• Instructions for the task: Determine which lines contain the word "name", then copy those lines.

───── Data rows

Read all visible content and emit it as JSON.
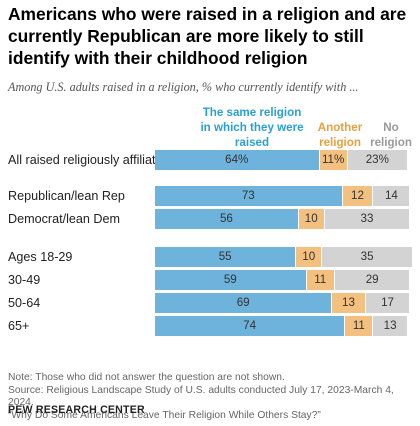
{
  "title": "Americans who were raised in a religion and are currently Republican are more likely to still identify with their childhood religion",
  "subtitle": "Among U.S. adults raised in a religion, % who currently identify with ...",
  "colors": {
    "same": "#6eb3dc",
    "another": "#f3c07f",
    "none": "#d3d3d3"
  },
  "chart_data": {
    "type": "bar",
    "orientation": "horizontal",
    "stacked": true,
    "categories": [
      "All raised religiously affiliated",
      "Republican/lean Rep",
      "Democrat/lean Dem",
      "Ages 18-29",
      "30-49",
      "50-64",
      "65+"
    ],
    "series": [
      {
        "name": "The same religion in which they were raised",
        "values": [
          64,
          73,
          56,
          55,
          59,
          69,
          74
        ],
        "labels": [
          "64%",
          "73",
          "56",
          "55",
          "59",
          "69",
          "74"
        ]
      },
      {
        "name": "Another religion",
        "values": [
          11,
          12,
          10,
          10,
          11,
          13,
          11
        ],
        "labels": [
          "11%",
          "12",
          "10",
          "10",
          "11",
          "13",
          "11"
        ]
      },
      {
        "name": "No religion",
        "values": [
          23,
          14,
          33,
          35,
          29,
          17,
          13
        ],
        "labels": [
          "23%",
          "14",
          "33",
          "35",
          "29",
          "17",
          "13"
        ]
      }
    ],
    "xlim": [
      0,
      100
    ]
  },
  "note": "Note: Those who did not answer the question are not shown.",
  "source": "Source: Religious Landscape Study of U.S. adults conducted July 17, 2023-March 4, 2024.",
  "report": "“Why Do Some Americans Leave Their Religion While Others Stay?”",
  "brand": "PEW RESEARCH CENTER"
}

──────────

• Output of the task:
        "name": "The same religion in which they were raised",
        "name": "Another religion",
        "name": "No religion",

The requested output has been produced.